[Collection entries]
----
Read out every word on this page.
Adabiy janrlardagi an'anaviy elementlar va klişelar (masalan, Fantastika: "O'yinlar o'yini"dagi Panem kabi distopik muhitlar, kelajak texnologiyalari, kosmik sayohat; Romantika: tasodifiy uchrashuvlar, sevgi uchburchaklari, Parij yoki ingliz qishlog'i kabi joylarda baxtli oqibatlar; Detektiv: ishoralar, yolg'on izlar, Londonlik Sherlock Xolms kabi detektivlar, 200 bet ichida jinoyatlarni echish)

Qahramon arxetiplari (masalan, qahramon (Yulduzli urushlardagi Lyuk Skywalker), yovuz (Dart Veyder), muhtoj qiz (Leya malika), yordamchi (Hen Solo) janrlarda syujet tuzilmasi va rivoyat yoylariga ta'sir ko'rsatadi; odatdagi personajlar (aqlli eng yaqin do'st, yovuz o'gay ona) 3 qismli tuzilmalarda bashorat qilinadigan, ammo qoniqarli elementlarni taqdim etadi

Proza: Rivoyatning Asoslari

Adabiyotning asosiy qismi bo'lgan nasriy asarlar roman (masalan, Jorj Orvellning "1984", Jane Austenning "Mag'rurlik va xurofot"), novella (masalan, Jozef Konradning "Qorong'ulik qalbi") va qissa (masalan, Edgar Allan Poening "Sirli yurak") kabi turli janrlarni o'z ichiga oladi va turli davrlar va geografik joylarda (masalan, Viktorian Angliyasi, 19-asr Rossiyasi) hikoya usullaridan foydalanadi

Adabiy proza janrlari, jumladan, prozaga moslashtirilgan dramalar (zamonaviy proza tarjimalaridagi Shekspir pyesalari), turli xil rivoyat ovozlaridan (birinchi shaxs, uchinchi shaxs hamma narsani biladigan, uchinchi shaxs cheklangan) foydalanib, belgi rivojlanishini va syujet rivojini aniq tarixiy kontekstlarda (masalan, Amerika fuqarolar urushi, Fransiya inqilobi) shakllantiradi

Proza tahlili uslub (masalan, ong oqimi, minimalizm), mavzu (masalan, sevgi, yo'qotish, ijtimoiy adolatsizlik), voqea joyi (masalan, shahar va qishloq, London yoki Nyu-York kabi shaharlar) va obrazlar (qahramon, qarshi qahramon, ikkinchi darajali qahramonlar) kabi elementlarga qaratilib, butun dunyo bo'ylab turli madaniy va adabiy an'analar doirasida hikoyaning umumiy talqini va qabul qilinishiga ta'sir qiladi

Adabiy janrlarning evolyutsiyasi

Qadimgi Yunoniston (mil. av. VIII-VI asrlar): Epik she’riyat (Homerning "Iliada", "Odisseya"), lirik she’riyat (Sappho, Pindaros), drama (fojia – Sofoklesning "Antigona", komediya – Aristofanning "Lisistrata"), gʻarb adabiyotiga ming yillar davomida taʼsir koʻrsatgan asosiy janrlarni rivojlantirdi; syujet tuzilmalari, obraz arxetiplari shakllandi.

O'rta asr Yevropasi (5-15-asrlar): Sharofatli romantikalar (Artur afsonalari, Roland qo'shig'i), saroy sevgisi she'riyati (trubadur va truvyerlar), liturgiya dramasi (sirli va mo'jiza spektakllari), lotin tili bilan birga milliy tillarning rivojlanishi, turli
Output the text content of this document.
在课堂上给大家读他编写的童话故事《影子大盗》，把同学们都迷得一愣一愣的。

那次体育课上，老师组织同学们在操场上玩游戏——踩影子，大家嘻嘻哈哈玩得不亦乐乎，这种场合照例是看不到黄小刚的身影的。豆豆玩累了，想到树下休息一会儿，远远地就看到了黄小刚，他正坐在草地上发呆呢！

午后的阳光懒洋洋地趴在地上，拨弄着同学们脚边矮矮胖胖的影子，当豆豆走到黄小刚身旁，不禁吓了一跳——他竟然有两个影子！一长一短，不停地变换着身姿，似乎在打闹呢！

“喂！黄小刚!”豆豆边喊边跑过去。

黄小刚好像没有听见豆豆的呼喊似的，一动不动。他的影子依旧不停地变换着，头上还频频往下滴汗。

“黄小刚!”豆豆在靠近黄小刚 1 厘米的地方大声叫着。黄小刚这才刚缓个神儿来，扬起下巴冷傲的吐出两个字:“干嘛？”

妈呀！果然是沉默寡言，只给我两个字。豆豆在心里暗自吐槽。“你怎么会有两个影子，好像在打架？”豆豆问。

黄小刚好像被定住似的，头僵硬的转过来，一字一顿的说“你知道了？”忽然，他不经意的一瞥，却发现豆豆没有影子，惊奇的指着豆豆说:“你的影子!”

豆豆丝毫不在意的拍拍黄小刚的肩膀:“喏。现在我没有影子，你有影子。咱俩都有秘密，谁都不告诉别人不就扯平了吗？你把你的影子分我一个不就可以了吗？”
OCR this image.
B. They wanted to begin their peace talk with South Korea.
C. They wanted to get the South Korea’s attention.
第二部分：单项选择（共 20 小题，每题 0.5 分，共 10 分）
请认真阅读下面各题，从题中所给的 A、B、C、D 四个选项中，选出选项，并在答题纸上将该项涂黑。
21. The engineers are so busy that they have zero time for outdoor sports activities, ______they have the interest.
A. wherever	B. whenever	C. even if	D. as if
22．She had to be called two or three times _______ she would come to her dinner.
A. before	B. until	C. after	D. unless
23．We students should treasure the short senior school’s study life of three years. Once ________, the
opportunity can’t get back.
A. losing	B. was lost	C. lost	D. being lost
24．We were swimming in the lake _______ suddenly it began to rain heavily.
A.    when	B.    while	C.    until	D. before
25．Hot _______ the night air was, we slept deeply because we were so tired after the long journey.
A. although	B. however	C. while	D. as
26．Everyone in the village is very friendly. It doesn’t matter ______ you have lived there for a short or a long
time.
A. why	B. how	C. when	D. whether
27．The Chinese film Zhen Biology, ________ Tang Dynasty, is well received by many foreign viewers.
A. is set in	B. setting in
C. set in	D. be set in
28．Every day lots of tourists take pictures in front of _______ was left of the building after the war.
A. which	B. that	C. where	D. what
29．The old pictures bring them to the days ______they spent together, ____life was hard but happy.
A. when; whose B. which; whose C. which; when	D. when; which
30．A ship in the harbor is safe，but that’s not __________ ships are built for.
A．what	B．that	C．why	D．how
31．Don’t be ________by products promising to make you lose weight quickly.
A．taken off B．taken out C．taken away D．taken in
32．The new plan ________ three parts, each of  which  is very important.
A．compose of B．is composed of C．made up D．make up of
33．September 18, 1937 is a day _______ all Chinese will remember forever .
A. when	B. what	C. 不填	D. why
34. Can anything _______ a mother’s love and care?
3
----
### Job
Restate the data above exactly, keeping each word as it stands.

### Response
Read out every word on this page.
Adabiy janrlardagi an'anaviy elementlar va klişelar (masalan, Fantastika: "O'yinlar o'yini"dagi Panem kabi distopik muhitlar, kelajak texnologiyalari, kosmik sayohat; Romantika: tasodifiy uchrashuvlar, sevgi uchburchaklari, Parij yoki ingliz qishlog'i kabi joylarda baxtli oqibatlar; Detektiv: ishoralar, yolg'on izlar, Londonlik Sherlock Xolms kabi detektivlar, 200 bet ichida jinoyatlarni echish)

Qahramon arxetiplari (masalan, qahramon (Yulduzli urushlardagi Lyuk Skywalker), yovuz (Dart Veyder), muhtoj qiz (Leya malika), yordamchi (Hen Solo) janrlarda syujet tuzilmasi va rivoyat yoylariga ta'sir ko'rsatadi; odatdagi personajlar (aqlli eng yaqin do'st, yovuz o'gay ona) 3 qismli tuzilmalarda bashorat qilinadigan, ammo qoniqarli elementlarni taqdim etadi

Proza: Rivoyatning Asoslari

Adabiyotning asosiy qismi bo'lgan nasriy asarlar roman (masalan, Jorj Orvellning "1984", Jane Austenning "Mag'rurlik va xurofot"), novella (masalan, Jozef Konradning "Qorong'ulik qalbi") va qissa (masalan, Edgar Allan Poening "Sirli yurak") kabi turli janrlarni o'z ichiga oladi va turli davrlar va geografik joylarda (masalan, Viktorian Angliyasi, 19-asr Rossiyasi) hikoya usullaridan foydalanadi

Adabiy proza janrlari, jumladan, prozaga moslashtirilgan dramalar (zamonaviy proza tarjimalaridagi Shekspir pyesalari), turli xil rivoyat ovozlaridan (birinchi shaxs, uchinchi shaxs hamma narsani biladigan, uchinchi shaxs cheklangan) foydalanib, belgi rivojlanishini va syujet rivojini aniq tarixiy kontekstlarda (masalan, Amerika fuqarolar urushi, Fransiya inqilobi) shakllantiradi

Proza tahlili uslub (masalan, ong oqimi, minimalizm), mavzu (masalan, sevgi, yo'qotish, ijtimoiy adolatsizlik), voqea joyi (masalan, shahar va qishloq, London yoki Nyu-York kabi shaharlar) va obrazlar (qahramon, qarshi qahramon, ikkinchi darajali qahramonlar) kabi elementlarga qaratilib, butun dunyo bo'ylab turli madaniy va adabiy an'analar doirasida hikoyaning umumiy talqini va qabul qilinishiga ta'sir qiladi

Adabiy janrlarning evolyutsiyasi

Qadimgi Yunoniston (mil. av. VIII-VI asrlar): Epik she’riyat (Homerning "Iliada", "Odisseya"), lirik she’riyat (Sappho, Pindaros), drama (fojia – Sofoklesning "Antigona", komediya – Aristofanning "Lisistrata"), gʻarb adabiyotiga ming yillar davomida taʼsir koʻrsatgan asosiy janrlarni rivojlantirdi; syujet tuzilmalari, obraz arxetiplari shakllandi.

O'rta asr Yevropasi (5-15-asrlar): Sharofatli romantikalar (Artur afsonalari, Roland qo'shig'i), saroy sevgisi she'riyati (trubadur va truvyerlar), liturgiya dramasi (sirli va mo'jiza spektakllari), lotin tili bilan birga milliy tillarning rivojlanishi, turli
Output the text content of this document.
在课堂上给大家读他编写的童话故事《影子大盗》，把同学们都迷得一愣一愣的。

那次体育课上，老师组织同学们在操场上玩游戏——踩影子，大家嘻嘻哈哈玩得不亦乐乎，这种场合照例是看不到黄小刚的身影的。豆豆玩累了，想到树下休息一会儿，远远地就看到了黄小刚，他正坐在草地上发呆呢！

午后的阳光懒洋洋地趴在地上，拨弄着同学们脚边矮矮胖胖的影子，当豆豆走到黄小刚身旁，不禁吓了一跳——他竟然有两个影子！一长一短，不停地变换着身姿，似乎在打闹呢！

“喂！黄小刚!”豆豆边喊边跑过去。

黄小刚好像没有听见豆豆的呼喊似的，一动不动。他的影子依旧不停地变换着，头上还频频往下滴汗。

“黄小刚!”豆豆在靠近黄小刚 1 厘米的地方大声叫着。黄小刚这才刚缓个神儿来，扬起下巴冷傲的吐出两个字:“干嘛？”

妈呀！果然是沉默寡言，只给我两个字。豆豆在心里暗自吐槽。“你怎么会有两个影子，好像在打架？”豆豆问。

黄小刚好像被定住似的，头僵硬的转过来，一字一顿的说“你知道了？”忽然，他不经意的一瞥，却发现豆豆没有影子，惊奇的指着豆豆说:“你的影子!”

豆豆丝毫不在意的拍拍黄小刚的肩膀:“喏。现在我没有影子，你有影子。咱俩都有秘密，谁都不告诉别人不就扯平了吗？你把你的影子分我一个不就可以了吗？”
OCR this image.
B. They wanted to begin their peace talk with South Korea.
C. They wanted to get the South Korea’s attention.
第二部分：单项选择（共 20 小题，每题 0.5 分，共 10 分）
请认真阅读下面各题，从题中所给的 A、B、C、D 四个选项中，选出选项，并在答题纸上将该项涂黑。
21. The engineers are so busy that they have zero time for outdoor sports activities, ______they have the interest.
A. wherever	B. whenever	C. even if	D. as if
22．She had to be called two or three times _______ she would come to her dinner.
A. before	B. until	C. after	D. unless
23．We students should treasure the short senior school’s study life of three years. Once ________, the
opportunity can’t get back.
A. losing	B. was lost	C. lost	D. being lost
24．We were swimming in the lake _______ suddenly it began to rain heavily.
A.    when	B.    while	C.    until	D. before
25．Hot _______ the night air was, we slept deeply because we were so tired after the long journey.
A. although	B. however	C. while	D. as
26．Everyone in the village is very friendly. It doesn’t matter ______ you have lived there for a short or a long
time.
A. why	B. how	C. when	D. whether
27．The Chinese film Zhen Biology, ________ Tang Dynasty, is well received by many foreign viewers.
A. is set in	B. setting in
C. set in	D. be set in
28．Every day lots of tourists take pictures in front of _______ was left of the building after the war.
A. which	B. that	C. where	D. what
29．The old pictures bring them to the days ______they spent together, ____life was hard but happy.
A. when; whose B. which; whose C. which; when	D. when; which
30．A ship in the harbor is safe，but that’s not __________ ships are built for.
A．what	B．that	C．why	D．how
31．Don’t be ________by products promising to make you lose weight quickly.
A．taken off B．taken out C．taken away D．taken in
32．The new plan ________ three parts, each of  which  is very important.
A．compose of B．is composed of C．made up D．make up of
33．September 18, 1937 is a day _______ all Chinese will remember forever .
A. when	B. what	C. 不填	D. why
34. Can anything _______ a mother’s love and care?
3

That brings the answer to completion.